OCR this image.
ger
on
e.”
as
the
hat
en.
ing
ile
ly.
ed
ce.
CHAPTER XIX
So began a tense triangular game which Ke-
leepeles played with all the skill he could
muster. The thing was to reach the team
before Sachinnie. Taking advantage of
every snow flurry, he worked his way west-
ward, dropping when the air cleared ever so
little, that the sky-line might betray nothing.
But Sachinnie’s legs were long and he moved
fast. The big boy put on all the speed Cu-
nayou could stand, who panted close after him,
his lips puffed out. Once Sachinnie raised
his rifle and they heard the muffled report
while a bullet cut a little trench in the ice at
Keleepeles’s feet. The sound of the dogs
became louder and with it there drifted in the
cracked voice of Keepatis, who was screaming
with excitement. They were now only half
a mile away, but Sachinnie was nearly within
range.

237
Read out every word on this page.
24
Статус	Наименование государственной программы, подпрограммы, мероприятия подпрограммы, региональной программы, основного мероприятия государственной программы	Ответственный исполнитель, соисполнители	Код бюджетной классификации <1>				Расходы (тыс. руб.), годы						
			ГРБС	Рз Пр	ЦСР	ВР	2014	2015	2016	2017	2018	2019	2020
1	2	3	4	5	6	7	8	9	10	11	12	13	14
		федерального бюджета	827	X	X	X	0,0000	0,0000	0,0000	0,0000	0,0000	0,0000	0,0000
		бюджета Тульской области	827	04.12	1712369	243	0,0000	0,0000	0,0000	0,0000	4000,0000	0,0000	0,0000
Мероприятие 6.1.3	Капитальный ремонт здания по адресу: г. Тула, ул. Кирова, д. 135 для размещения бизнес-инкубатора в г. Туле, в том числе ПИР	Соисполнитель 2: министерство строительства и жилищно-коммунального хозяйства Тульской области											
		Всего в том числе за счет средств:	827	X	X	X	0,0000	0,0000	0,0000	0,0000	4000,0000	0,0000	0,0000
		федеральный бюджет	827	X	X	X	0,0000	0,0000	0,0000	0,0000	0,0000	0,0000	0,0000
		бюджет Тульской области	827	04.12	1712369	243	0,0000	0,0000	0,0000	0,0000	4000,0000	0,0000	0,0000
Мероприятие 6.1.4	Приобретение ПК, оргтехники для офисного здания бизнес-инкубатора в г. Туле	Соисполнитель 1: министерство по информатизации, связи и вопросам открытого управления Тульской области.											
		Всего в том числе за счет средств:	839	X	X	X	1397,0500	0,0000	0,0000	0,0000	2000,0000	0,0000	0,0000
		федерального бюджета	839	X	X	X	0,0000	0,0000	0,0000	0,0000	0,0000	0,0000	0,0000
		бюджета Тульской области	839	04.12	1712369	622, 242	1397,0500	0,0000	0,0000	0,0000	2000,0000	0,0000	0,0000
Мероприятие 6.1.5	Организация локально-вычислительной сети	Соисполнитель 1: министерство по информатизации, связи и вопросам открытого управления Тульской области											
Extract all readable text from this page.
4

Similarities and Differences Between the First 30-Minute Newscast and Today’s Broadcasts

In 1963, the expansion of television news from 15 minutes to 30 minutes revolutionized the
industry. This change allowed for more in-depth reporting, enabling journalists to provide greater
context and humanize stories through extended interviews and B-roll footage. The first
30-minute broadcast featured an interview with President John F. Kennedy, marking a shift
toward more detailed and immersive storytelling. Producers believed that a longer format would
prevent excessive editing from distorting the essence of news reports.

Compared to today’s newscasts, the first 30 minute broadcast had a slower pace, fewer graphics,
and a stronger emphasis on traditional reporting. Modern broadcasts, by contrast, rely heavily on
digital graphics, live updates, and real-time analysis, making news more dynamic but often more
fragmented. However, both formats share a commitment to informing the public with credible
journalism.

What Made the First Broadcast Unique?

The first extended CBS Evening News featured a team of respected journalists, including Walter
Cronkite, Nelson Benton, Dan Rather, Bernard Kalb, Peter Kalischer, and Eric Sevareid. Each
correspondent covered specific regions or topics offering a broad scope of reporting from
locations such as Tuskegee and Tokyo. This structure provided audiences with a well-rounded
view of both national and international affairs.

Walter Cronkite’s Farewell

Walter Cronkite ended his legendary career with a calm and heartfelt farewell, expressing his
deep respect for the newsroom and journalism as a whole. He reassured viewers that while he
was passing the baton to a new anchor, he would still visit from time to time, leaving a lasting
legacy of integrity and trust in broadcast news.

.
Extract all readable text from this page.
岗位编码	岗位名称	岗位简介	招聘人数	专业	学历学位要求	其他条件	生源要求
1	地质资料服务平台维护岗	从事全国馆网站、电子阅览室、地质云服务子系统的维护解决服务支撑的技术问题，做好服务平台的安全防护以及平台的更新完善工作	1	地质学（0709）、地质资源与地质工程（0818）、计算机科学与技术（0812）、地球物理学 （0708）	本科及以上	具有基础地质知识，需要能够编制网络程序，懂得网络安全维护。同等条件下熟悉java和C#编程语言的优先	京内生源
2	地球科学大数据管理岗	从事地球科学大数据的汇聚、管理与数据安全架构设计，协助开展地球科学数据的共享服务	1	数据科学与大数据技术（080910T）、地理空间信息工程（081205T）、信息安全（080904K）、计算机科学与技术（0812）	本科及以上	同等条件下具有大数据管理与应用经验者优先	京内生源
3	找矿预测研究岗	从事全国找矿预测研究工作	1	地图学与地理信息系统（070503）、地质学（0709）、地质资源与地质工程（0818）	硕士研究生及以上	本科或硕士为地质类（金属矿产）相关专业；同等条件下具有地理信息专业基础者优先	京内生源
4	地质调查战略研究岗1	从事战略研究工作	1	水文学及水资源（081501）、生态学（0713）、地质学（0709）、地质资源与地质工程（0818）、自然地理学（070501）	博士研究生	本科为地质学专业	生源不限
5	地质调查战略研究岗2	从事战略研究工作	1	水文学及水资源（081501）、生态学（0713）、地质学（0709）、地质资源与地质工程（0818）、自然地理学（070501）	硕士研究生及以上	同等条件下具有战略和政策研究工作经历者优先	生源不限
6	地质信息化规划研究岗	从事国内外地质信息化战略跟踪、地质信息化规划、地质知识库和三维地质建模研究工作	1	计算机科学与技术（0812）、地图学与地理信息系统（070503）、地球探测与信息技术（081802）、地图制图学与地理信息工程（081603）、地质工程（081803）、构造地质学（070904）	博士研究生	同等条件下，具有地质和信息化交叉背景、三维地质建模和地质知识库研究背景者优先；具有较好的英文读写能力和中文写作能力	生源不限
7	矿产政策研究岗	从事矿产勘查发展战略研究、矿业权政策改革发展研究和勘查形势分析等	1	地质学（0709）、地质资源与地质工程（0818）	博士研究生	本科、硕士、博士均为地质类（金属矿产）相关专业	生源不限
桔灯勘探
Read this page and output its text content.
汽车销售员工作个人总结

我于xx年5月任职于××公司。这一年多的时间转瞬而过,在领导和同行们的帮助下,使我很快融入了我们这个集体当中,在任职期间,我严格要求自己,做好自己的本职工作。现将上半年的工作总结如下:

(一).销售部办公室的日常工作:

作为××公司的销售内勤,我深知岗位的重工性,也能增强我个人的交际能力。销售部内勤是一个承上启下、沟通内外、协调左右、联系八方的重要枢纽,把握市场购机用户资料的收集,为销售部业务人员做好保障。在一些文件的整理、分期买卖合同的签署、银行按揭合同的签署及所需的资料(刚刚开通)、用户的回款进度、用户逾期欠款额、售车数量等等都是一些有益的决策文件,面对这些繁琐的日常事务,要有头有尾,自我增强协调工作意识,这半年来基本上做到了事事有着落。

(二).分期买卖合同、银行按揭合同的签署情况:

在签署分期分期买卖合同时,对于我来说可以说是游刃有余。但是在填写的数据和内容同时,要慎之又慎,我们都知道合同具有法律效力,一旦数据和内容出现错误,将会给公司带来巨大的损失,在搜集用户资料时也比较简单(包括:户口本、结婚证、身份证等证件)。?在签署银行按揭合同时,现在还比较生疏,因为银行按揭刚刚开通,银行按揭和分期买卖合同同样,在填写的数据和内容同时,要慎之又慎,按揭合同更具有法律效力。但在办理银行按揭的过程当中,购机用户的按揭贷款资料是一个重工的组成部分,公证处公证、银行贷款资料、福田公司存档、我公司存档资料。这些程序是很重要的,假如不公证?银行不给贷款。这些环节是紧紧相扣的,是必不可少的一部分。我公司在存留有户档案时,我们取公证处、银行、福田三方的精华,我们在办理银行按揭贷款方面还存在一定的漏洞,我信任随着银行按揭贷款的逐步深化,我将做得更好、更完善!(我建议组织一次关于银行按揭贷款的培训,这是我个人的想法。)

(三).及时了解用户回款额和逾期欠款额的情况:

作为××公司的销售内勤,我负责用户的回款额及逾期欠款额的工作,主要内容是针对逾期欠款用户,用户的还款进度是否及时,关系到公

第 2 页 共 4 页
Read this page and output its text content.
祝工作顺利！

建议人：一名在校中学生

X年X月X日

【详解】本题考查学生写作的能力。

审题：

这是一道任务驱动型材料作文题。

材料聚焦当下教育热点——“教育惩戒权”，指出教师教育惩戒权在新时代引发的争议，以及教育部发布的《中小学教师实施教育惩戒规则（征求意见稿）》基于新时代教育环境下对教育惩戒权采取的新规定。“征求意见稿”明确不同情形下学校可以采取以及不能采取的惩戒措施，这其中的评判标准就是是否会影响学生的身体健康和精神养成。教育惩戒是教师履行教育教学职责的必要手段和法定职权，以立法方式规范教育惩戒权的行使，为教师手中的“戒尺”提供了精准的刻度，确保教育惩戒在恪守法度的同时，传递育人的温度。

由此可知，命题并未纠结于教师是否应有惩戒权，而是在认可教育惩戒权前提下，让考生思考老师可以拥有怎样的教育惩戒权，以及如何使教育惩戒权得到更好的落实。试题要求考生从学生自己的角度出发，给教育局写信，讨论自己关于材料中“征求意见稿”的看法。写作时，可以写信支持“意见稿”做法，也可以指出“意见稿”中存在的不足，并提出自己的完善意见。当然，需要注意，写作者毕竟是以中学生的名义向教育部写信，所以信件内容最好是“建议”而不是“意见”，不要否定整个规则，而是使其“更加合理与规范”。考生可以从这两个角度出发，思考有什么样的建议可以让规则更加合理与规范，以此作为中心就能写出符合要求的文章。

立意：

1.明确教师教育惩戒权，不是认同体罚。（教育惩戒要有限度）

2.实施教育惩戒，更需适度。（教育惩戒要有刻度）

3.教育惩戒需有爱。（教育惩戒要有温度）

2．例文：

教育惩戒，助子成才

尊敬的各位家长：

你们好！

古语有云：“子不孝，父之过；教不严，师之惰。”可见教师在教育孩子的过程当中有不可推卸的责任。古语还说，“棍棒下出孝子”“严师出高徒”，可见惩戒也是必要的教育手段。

++++++++++++++++++++

> Problem requirements:
Copy out each line of the records that holds the string "could".

> Reply:
leepeles played with all the skill he could
nayou could stand, who panted close after him,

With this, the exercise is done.